Problem requirements:
Go through the material and write it all out exactly, minus the pictures.

(Stored items)
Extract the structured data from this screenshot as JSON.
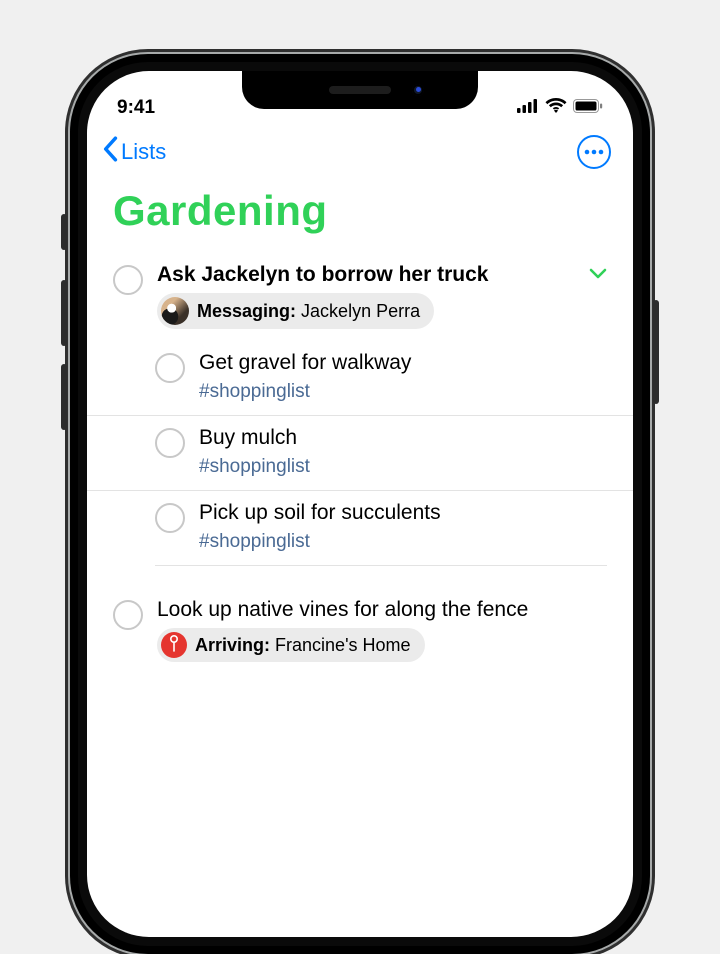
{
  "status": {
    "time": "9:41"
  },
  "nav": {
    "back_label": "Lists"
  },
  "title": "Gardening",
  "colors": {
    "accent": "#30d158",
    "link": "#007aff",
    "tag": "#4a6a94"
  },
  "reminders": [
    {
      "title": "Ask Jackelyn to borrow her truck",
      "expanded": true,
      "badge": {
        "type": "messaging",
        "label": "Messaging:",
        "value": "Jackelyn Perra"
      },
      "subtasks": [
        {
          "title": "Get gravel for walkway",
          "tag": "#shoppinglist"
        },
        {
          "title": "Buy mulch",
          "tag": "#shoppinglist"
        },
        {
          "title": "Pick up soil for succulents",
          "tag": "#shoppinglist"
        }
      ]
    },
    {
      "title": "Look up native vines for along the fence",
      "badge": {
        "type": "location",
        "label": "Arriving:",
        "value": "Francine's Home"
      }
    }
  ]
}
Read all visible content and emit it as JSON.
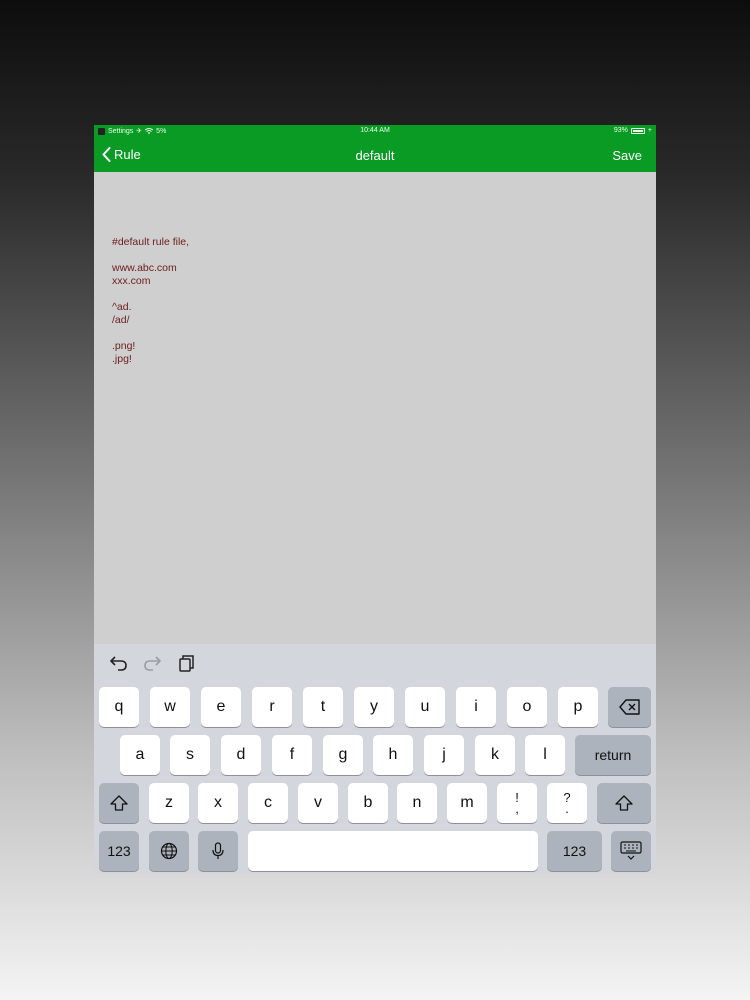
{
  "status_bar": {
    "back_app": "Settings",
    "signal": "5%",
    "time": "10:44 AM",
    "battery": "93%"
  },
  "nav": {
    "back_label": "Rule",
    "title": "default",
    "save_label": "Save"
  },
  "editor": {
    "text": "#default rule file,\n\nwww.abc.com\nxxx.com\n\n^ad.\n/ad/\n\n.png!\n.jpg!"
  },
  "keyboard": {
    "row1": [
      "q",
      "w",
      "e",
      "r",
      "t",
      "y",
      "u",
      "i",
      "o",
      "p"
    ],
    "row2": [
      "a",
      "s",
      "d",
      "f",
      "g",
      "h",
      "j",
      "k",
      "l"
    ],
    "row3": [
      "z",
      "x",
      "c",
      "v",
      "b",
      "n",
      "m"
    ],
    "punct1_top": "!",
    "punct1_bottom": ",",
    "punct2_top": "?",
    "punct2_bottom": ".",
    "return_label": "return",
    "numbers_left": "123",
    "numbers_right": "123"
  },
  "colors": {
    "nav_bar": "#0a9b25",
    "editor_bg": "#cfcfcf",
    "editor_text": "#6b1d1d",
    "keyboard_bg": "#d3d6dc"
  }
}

Result for this task:
Extract the structured data from this screenshot as JSON.
{
  "status": {
    "time": "9:41"
  },
  "nav": {
    "back_label": "Lists"
  },
  "title": "Gardening",
  "colors": {
    "accent": "#30d158",
    "link": "#007aff",
    "tag": "#4a6a94"
  },
  "reminders": [
    {
      "title": "Ask Jackelyn to borrow her truck",
      "expanded": true,
      "badge": {
        "type": "messaging",
        "label": "Messaging:",
        "value": "Jackelyn Perra"
      },
      "subtasks": [
        {
          "title": "Get gravel for walkway",
          "tag": "#shoppinglist"
        },
        {
          "title": "Buy mulch",
          "tag": "#shoppinglist"
        },
        {
          "title": "Pick up soil for succulents",
          "tag": "#shoppinglist"
        }
      ]
    },
    {
      "title": "Look up native vines for along the fence",
      "badge": {
        "type": "location",
        "label": "Arriving:",
        "value": "Francine's Home"
      }
    }
  ]
}
Read all visible content and emit it as JSON.
{
  "status_bar": {
    "back_app": "Settings",
    "signal": "5%",
    "time": "10:44 AM",
    "battery": "93%"
  },
  "nav": {
    "back_label": "Rule",
    "title": "default",
    "save_label": "Save"
  },
  "editor": {
    "text": "#default rule file,\n\nwww.abc.com\nxxx.com\n\n^ad.\n/ad/\n\n.png!\n.jpg!"
  },
  "keyboard": {
    "row1": [
      "q",
      "w",
      "e",
      "r",
      "t",
      "y",
      "u",
      "i",
      "o",
      "p"
    ],
    "row2": [
      "a",
      "s",
      "d",
      "f",
      "g",
      "h",
      "j",
      "k",
      "l"
    ],
    "row3": [
      "z",
      "x",
      "c",
      "v",
      "b",
      "n",
      "m"
    ],
    "punct1_top": "!",
    "punct1_bottom": ",",
    "punct2_top": "?",
    "punct2_bottom": ".",
    "return_label": "return",
    "numbers_left": "123",
    "numbers_right": "123"
  },
  "colors": {
    "nav_bar": "#0a9b25",
    "editor_bg": "#cfcfcf",
    "editor_text": "#6b1d1d",
    "keyboard_bg": "#d3d6dc"
  }
}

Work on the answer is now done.